----- Input rows -----

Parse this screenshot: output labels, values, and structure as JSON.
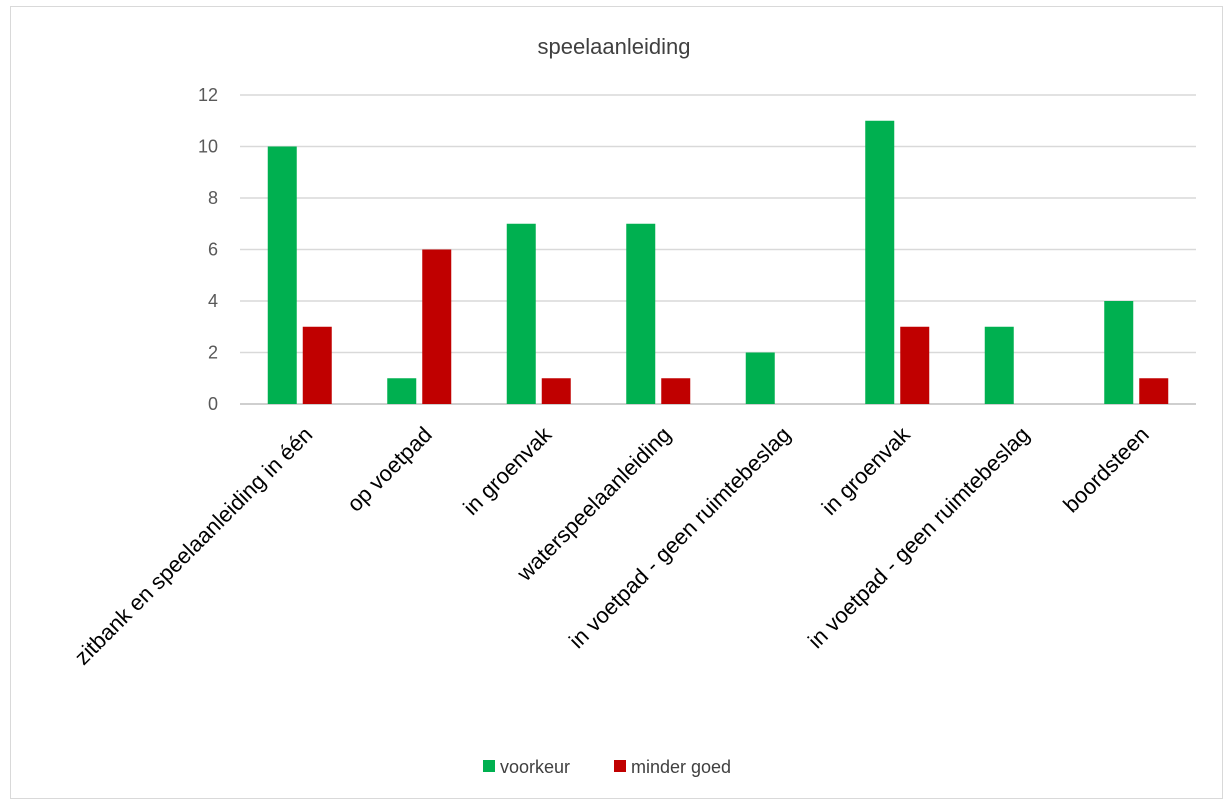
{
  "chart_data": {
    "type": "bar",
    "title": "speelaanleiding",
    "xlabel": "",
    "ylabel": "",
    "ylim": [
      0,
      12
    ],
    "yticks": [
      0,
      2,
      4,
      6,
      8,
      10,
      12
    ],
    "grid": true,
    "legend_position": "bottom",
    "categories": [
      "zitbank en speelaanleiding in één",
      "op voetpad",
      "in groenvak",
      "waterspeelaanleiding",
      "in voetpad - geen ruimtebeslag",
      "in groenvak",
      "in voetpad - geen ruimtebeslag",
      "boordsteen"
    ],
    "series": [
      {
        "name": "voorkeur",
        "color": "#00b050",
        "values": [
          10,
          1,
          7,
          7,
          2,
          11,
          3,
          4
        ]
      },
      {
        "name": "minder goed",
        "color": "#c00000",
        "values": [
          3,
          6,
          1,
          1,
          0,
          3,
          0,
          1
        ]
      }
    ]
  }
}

-----

To be done
Copy out all the data without changing anything, and drop the pictures.

Result of this task
Parse this screenshot: output labels, values, and structure as JSON.
{
  "chart_data": {
    "type": "bar",
    "title": "speelaanleiding",
    "xlabel": "",
    "ylabel": "",
    "ylim": [
      0,
      12
    ],
    "yticks": [
      0,
      2,
      4,
      6,
      8,
      10,
      12
    ],
    "grid": true,
    "legend_position": "bottom",
    "categories": [
      "zitbank en speelaanleiding in één",
      "op voetpad",
      "in groenvak",
      "waterspeelaanleiding",
      "in voetpad - geen ruimtebeslag",
      "in groenvak",
      "in voetpad - geen ruimtebeslag",
      "boordsteen"
    ],
    "series": [
      {
        "name": "voorkeur",
        "color": "#00b050",
        "values": [
          10,
          1,
          7,
          7,
          2,
          11,
          3,
          4
        ]
      },
      {
        "name": "minder goed",
        "color": "#c00000",
        "values": [
          3,
          6,
          1,
          1,
          0,
          3,
          0,
          1
        ]
      }
    ]
  }
}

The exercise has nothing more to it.